__THE INPUT__
— begin —

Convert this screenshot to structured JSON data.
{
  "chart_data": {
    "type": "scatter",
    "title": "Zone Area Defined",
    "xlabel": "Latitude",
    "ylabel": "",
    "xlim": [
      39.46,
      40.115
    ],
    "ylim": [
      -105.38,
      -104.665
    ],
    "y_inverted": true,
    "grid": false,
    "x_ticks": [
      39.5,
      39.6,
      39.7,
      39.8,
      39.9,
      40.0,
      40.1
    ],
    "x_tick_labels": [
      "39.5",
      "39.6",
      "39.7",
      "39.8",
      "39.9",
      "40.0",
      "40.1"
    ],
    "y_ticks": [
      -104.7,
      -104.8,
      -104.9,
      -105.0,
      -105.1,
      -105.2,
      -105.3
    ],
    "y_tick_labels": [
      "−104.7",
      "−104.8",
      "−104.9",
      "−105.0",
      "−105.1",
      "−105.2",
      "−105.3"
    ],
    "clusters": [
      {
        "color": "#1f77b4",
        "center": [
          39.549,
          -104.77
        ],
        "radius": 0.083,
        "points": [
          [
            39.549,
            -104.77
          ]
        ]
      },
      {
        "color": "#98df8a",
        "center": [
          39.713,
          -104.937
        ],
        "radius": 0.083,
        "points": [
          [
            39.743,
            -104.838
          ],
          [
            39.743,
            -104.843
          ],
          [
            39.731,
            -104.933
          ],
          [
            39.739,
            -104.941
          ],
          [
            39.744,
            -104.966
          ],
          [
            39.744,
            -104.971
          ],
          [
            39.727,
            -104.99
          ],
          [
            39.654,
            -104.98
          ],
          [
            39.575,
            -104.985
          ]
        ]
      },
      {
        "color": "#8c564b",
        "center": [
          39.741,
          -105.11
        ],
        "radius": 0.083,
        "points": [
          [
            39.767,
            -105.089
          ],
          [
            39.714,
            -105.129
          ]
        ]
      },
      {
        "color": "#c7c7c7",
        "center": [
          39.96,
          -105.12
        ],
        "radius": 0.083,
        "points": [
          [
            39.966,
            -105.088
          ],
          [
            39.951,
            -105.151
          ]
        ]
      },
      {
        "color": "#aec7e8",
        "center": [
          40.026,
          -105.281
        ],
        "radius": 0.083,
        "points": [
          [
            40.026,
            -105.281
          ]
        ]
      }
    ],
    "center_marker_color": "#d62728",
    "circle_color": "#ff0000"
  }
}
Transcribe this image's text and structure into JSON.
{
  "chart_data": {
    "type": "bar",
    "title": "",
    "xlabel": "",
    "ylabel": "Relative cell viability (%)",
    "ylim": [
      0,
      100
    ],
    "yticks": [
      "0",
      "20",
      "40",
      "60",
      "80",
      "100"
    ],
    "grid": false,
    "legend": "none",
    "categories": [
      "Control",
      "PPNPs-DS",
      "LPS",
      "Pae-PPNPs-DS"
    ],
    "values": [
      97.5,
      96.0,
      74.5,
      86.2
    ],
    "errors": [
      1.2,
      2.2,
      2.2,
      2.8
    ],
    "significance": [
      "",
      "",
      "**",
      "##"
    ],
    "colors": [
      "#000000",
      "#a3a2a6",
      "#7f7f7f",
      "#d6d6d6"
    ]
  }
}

— end —

__PROBLEM__
Count each line of the entries that holds the word "JSON", then state the total and nothing more.

__SOLUTION FOR THIS PROBLEM__
2